Records supplied:

=======

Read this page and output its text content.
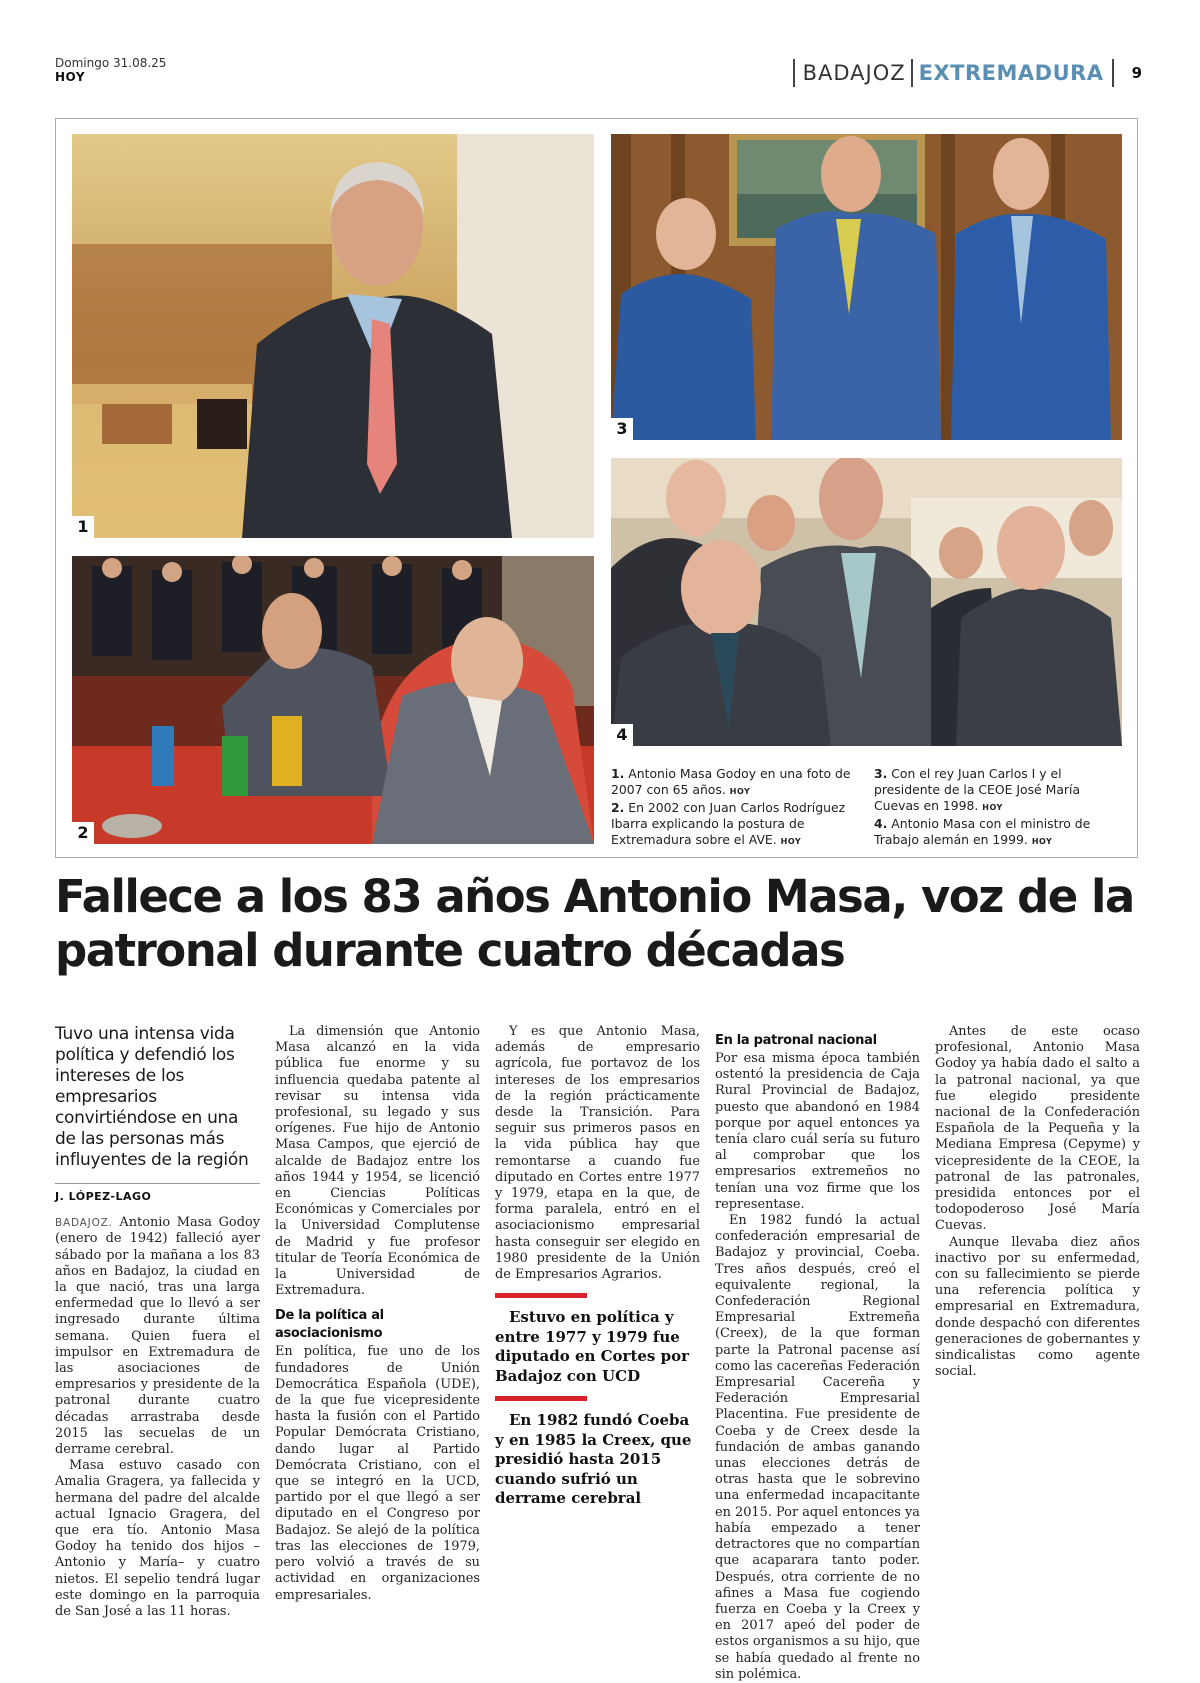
Domingo 31.08.25
HOY	BADAJOZ EXTREMADURA	9
1
2
3
4

1. Antonio Masa Godoy en una foto de 2007 con 65 años. HOY

2. En 2002 con Juan Carlos Rodríguez Ibarra explicando la postura de Extremadura sobre el AVE. HOY

3. Con el rey Juan Carlos I y el presidente de la CEOE José María Cuevas en 1998. HOY

4. Antonio Masa con el ministro de Trabajo alemán en 1999. HOY

Fallece a los 83 años Antonio Masa, voz de la patronal durante cuatro décadas

Tuvo una intensa vida política y defendió los intereses de los empresarios convirtiéndose en una de las personas más influyentes de la región

J. LÓPEZ-LAGO

BADAJOZ. Antonio Masa Godoy (enero de 1942) falleció ayer sábado por la mañana a los 83 años en Badajoz, la ciudad en la que nació, tras una larga enfermedad que lo llevó a ser ingresado durante última semana. Quien fuera el impulsor en Extremadura de las asociaciones de empresarios y presidente de la patronal durante cuatro décadas arrastraba desde 2015 las secuelas de un derrame cerebral.

Masa estuvo casado con Amalia Gragera, ya fallecida y hermana del padre del alcalde actual Ignacio Gragera, del que era tío. Antonio Masa Godoy ha tenido dos hijos –Antonio y María– y cuatro nietos. El sepelio tendrá lugar este domingo en la parroquia de San José a las 11 horas.

La dimensión que Antonio Masa alcanzó en la vida pública fue enorme y su influencia quedaba patente al revisar su intensa vida profesional, su legado y sus orígenes. Fue hijo de Antonio Masa Campos, que ejerció de alcalde de Badajoz entre los años 1944 y 1954, se licenció en Ciencias Políticas Económicas y Comerciales por la Universidad Complutense de Madrid y fue profesor titular de Teoría Económica de la Universidad de Extremadura.

De la política al asociacionismo

En política, fue uno de los fundadores de Unión Democrática Española (UDE), de la que fue vicepresidente hasta la fusión con el Partido Popular Demócrata Cristiano, dando lugar al Partido Demócrata Cristiano, con el que se integró en la UCD, partido por el que llegó a ser diputado en el Congreso por Badajoz. Se alejó de la política tras las elecciones de 1979, pero volvió a través de su actividad en organizaciones empresariales.

Y es que Antonio Masa, además de empresario agrícola, fue portavoz de los intereses de los empresarios de la región prácticamente desde la Transición. Para seguir sus primeros pasos en la vida pública hay que remontarse a cuando fue diputado en Cortes entre 1977 y 1979, etapa en la que, de forma paralela, entró en el asociacionismo empresarial hasta conseguir ser elegido en 1980 presidente de la Unión de Empresarios Agrarios.

Estuvo en política y entre 1977 y 1979 fue diputado en Cortes por Badajoz con UCD

En 1982 fundó Coeba y en 1985 la Creex, que presidió hasta 2015 cuando sufrió un derrame cerebral

En la patronal nacional

Por esa misma época también ostentó la presidencia de Caja Rural Provincial de Badajoz, puesto que abandonó en 1984 porque por aquel entonces ya tenía claro cuál sería su futuro al comprobar que los empresarios extremeños no tenían una voz firme que los representase.

En 1982 fundó la actual confederación empresarial de Badajoz y provincial, Coeba. Tres años después, creó el equivalente regional, la Confederación Regional Empresarial Extremeña (Creex), de la que forman parte la Patronal pacense así como las cacereñas Federación Empresarial Cacereña y Federación Empresarial Placentina. Fue presidente de Coeba y de Creex desde la fundación de ambas ganando unas elecciones detrás de otras hasta que le sobrevino una enfermedad incapacitante en 2015. Por aquel entonces ya había empezado a tener detractores que no compartían que acaparara tanto poder. Después, otra corriente de no afines a Masa fue cogiendo fuerza en Coeba y la Creex y en 2017 apeó del poder de estos organismos a su hijo, que se había quedado al frente no sin polémica.

Antes de este ocaso profesional, Antonio Masa Godoy ya había dado el salto a la patronal nacional, ya que fue elegido presidente nacional de la Confederación Española de la Pequeña y la Mediana Empresa (Cepyme) y vicepresidente de la CEOE, la patronal de las patronales, presidida entonces por el todopoderoso José María Cuevas.

Aunque llevaba diez años inactivo por su enfermedad, con su fallecimiento se pierde una referencia política y empresarial en Extremadura, donde despachó con diferentes generaciones de gobernantes y sindicalistas como agente social.
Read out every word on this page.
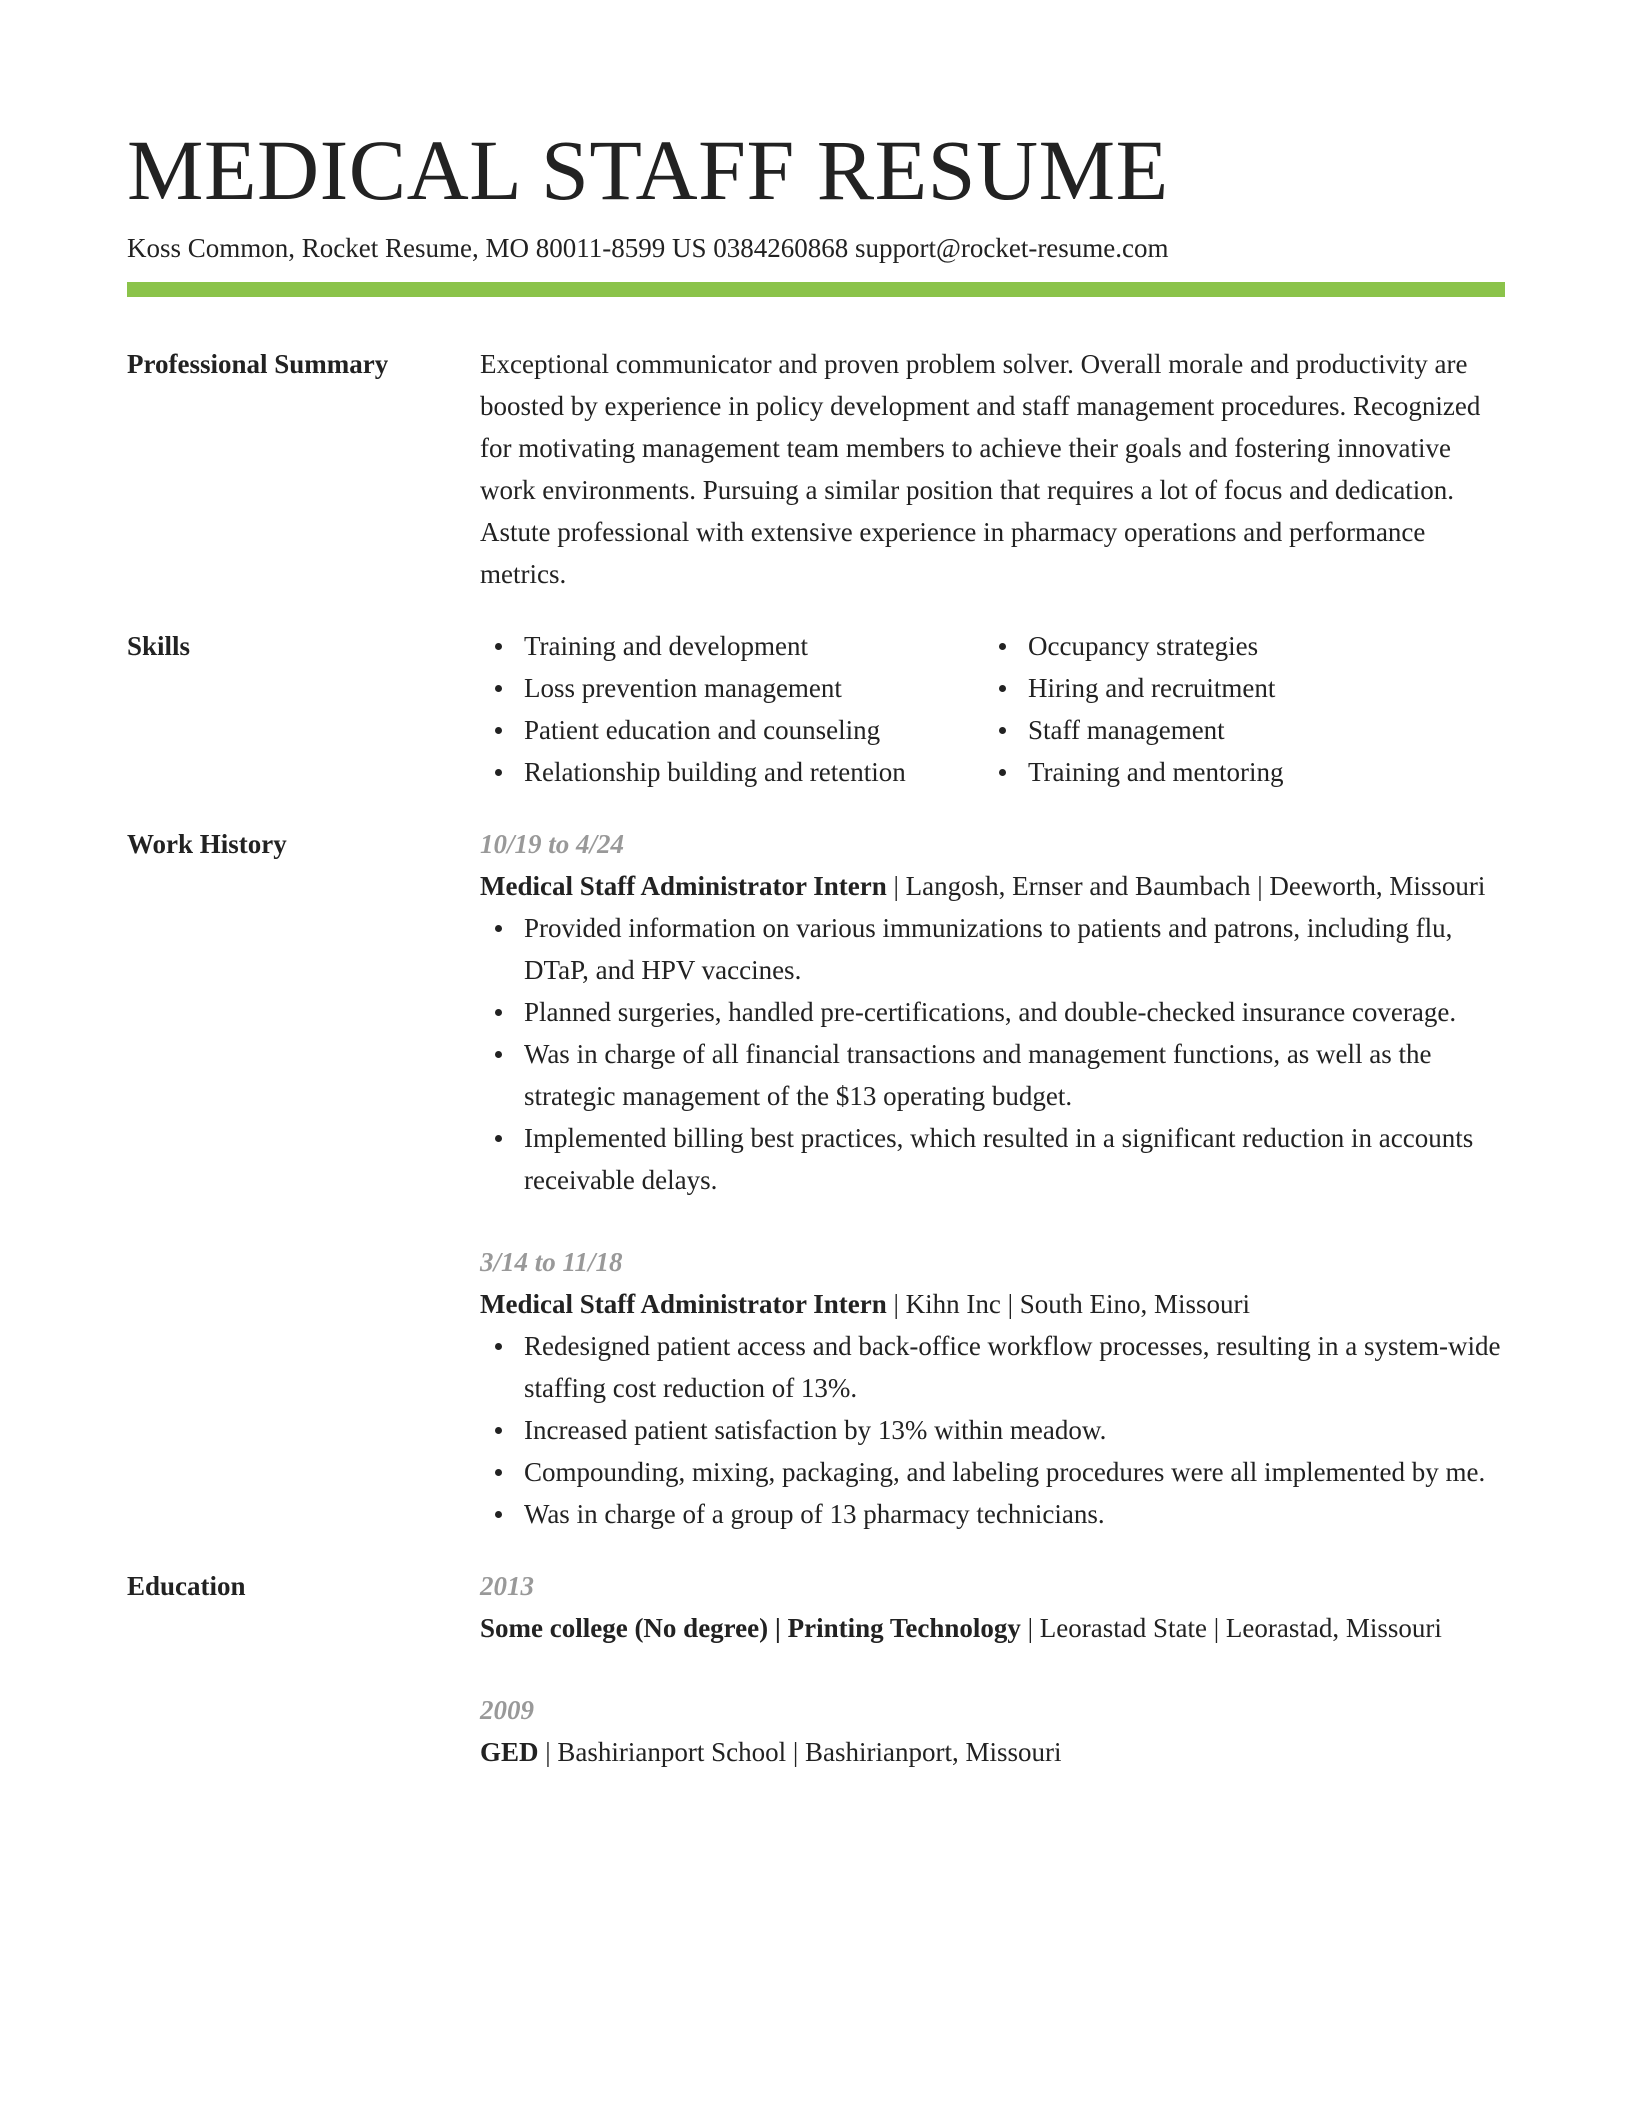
MEDICAL STAFF RESUME
Koss Common, Rocket Resume, MO 80011-8599 US 0384260868 support@rocket-resume.com
Professional Summary	Exceptional communicator and proven problem solver. Overall morale and productivity are boosted by experience in policy development and staff management procedures. Recognized for motivating management team members to achieve their goals and fostering innovative work environments. Pursuing a similar position that requires a lot of focus and dedication. Astute professional with extensive experience in pharmacy operations and performance metrics.
Skills	Training and development
Loss prevention management
Patient education and counseling
Relationship building and retention
Occupancy strategies
Hiring and recruitment
Staff management
Training and mentoring
Work History	10/19 to 4/24
Medical Staff Administrator Intern | Langosh, Ernser and Baumbach | Deeworth, Missouri
Provided information on various immunizations to patients and patrons, including flu, DTaP, and HPV vaccines.
Planned surgeries, handled pre-certifications, and double-checked insurance coverage.
Was in charge of all financial transactions and management functions, as well as the strategic management of the $13 operating budget.
Implemented billing best practices, which resulted in a significant reduction in accounts receivable delays.
3/14 to 11/18
Medical Staff Administrator Intern | Kihn Inc | South Eino, Missouri
Redesigned patient access and back-office workflow processes, resulting in a system-wide staffing cost reduction of 13%.
Increased patient satisfaction by 13% within meadow.
Compounding, mixing, packaging, and labeling procedures were all implemented by me.
Was in charge of a group of 13 pharmacy technicians.
Education	2013
Some college (No degree) | Printing Technology | Leorastad State | Leorastad, Missouri
2009
GED | Bashirianport School | Bashirianport, Missouri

=======

The records above should be repeated exactly, with no pictures in the copy.

Exercise answer:
Read this page and output its text content.
Domingo 31.08.25
HOY	BADAJOZ EXTREMADURA	9
1
2
3
4

1. Antonio Masa Godoy en una foto de 2007 con 65 años. HOY

2. En 2002 con Juan Carlos Rodríguez Ibarra explicando la postura de Extremadura sobre el AVE. HOY

3. Con el rey Juan Carlos I y el presidente de la CEOE José María Cuevas en 1998. HOY

4. Antonio Masa con el ministro de Trabajo alemán en 1999. HOY

Fallece a los 83 años Antonio Masa, voz de la patronal durante cuatro décadas

Tuvo una intensa vida política y defendió los intereses de los empresarios convirtiéndose en una de las personas más influyentes de la región

J. LÓPEZ-LAGO

BADAJOZ. Antonio Masa Godoy (enero de 1942) falleció ayer sábado por la mañana a los 83 años en Badajoz, la ciudad en la que nació, tras una larga enfermedad que lo llevó a ser ingresado durante última semana. Quien fuera el impulsor en Extremadura de las asociaciones de empresarios y presidente de la patronal durante cuatro décadas arrastraba desde 2015 las secuelas de un derrame cerebral.

Masa estuvo casado con Amalia Gragera, ya fallecida y hermana del padre del alcalde actual Ignacio Gragera, del que era tío. Antonio Masa Godoy ha tenido dos hijos –Antonio y María– y cuatro nietos. El sepelio tendrá lugar este domingo en la parroquia de San José a las 11 horas.

La dimensión que Antonio Masa alcanzó en la vida pública fue enorme y su influencia quedaba patente al revisar su intensa vida profesional, su legado y sus orígenes. Fue hijo de Antonio Masa Campos, que ejerció de alcalde de Badajoz entre los años 1944 y 1954, se licenció en Ciencias Políticas Económicas y Comerciales por la Universidad Complutense de Madrid y fue profesor titular de Teoría Económica de la Universidad de Extremadura.

De la política al asociacionismo

En política, fue uno de los fundadores de Unión Democrática Española (UDE), de la que fue vicepresidente hasta la fusión con el Partido Popular Demócrata Cristiano, dando lugar al Partido Demócrata Cristiano, con el que se integró en la UCD, partido por el que llegó a ser diputado en el Congreso por Badajoz. Se alejó de la política tras las elecciones de 1979, pero volvió a través de su actividad en organizaciones empresariales.

Y es que Antonio Masa, además de empresario agrícola, fue portavoz de los intereses de los empresarios de la región prácticamente desde la Transición. Para seguir sus primeros pasos en la vida pública hay que remontarse a cuando fue diputado en Cortes entre 1977 y 1979, etapa en la que, de forma paralela, entró en el asociacionismo empresarial hasta conseguir ser elegido en 1980 presidente de la Unión de Empresarios Agrarios.

Estuvo en política y entre 1977 y 1979 fue diputado en Cortes por Badajoz con UCD

En 1982 fundó Coeba y en 1985 la Creex, que presidió hasta 2015 cuando sufrió un derrame cerebral

En la patronal nacional

Por esa misma época también ostentó la presidencia de Caja Rural Provincial de Badajoz, puesto que abandonó en 1984 porque por aquel entonces ya tenía claro cuál sería su futuro al comprobar que los empresarios extremeños no tenían una voz firme que los representase.

En 1982 fundó la actual confederación empresarial de Badajoz y provincial, Coeba. Tres años después, creó el equivalente regional, la Confederación Regional Empresarial Extremeña (Creex), de la que forman parte la Patronal pacense así como las cacereñas Federación Empresarial Cacereña y Federación Empresarial Placentina. Fue presidente de Coeba y de Creex desde la fundación de ambas ganando unas elecciones detrás de otras hasta que le sobrevino una enfermedad incapacitante en 2015. Por aquel entonces ya había empezado a tener detractores que no compartían que acaparara tanto poder. Después, otra corriente de no afines a Masa fue cogiendo fuerza en Coeba y la Creex y en 2017 apeó del poder de estos organismos a su hijo, que se había quedado al frente no sin polémica.

Antes de este ocaso profesional, Antonio Masa Godoy ya había dado el salto a la patronal nacional, ya que fue elegido presidente nacional de la Confederación Española de la Pequeña y la Mediana Empresa (Cepyme) y vicepresidente de la CEOE, la patronal de las patronales, presidida entonces por el todopoderoso José María Cuevas.

Aunque llevaba diez años inactivo por su enfermedad, con su fallecimiento se pierde una referencia política y empresarial en Extremadura, donde despachó con diferentes generaciones de gobernantes y sindicalistas como agente social.
Read out every word on this page.
MEDICAL STAFF RESUME
Koss Common, Rocket Resume, MO 80011-8599 US 0384260868 support@rocket-resume.com
Professional Summary	Exceptional communicator and proven problem solver. Overall morale and productivity are boosted by experience in policy development and staff management procedures. Recognized for motivating management team members to achieve their goals and fostering innovative work environments. Pursuing a similar position that requires a lot of focus and dedication. Astute professional with extensive experience in pharmacy operations and performance metrics.
Skills	Training and development
Loss prevention management
Patient education and counseling
Relationship building and retention
Occupancy strategies
Hiring and recruitment
Staff management
Training and mentoring
Work History	10/19 to 4/24
Medical Staff Administrator Intern | Langosh, Ernser and Baumbach | Deeworth, Missouri
Provided information on various immunizations to patients and patrons, including flu, DTaP, and HPV vaccines.
Planned surgeries, handled pre-certifications, and double-checked insurance coverage.
Was in charge of all financial transactions and management functions, as well as the strategic management of the $13 operating budget.
Implemented billing best practices, which resulted in a significant reduction in accounts receivable delays.
3/14 to 11/18
Medical Staff Administrator Intern | Kihn Inc | South Eino, Missouri
Redesigned patient access and back-office workflow processes, resulting in a system-wide staffing cost reduction of 13%.
Increased patient satisfaction by 13% within meadow.
Compounding, mixing, packaging, and labeling procedures were all implemented by me.
Was in charge of a group of 13 pharmacy technicians.
Education	2013
Some college (No degree) | Printing Technology | Leorastad State | Leorastad, Missouri
2009
GED | Bashirianport School | Bashirianport, Missouri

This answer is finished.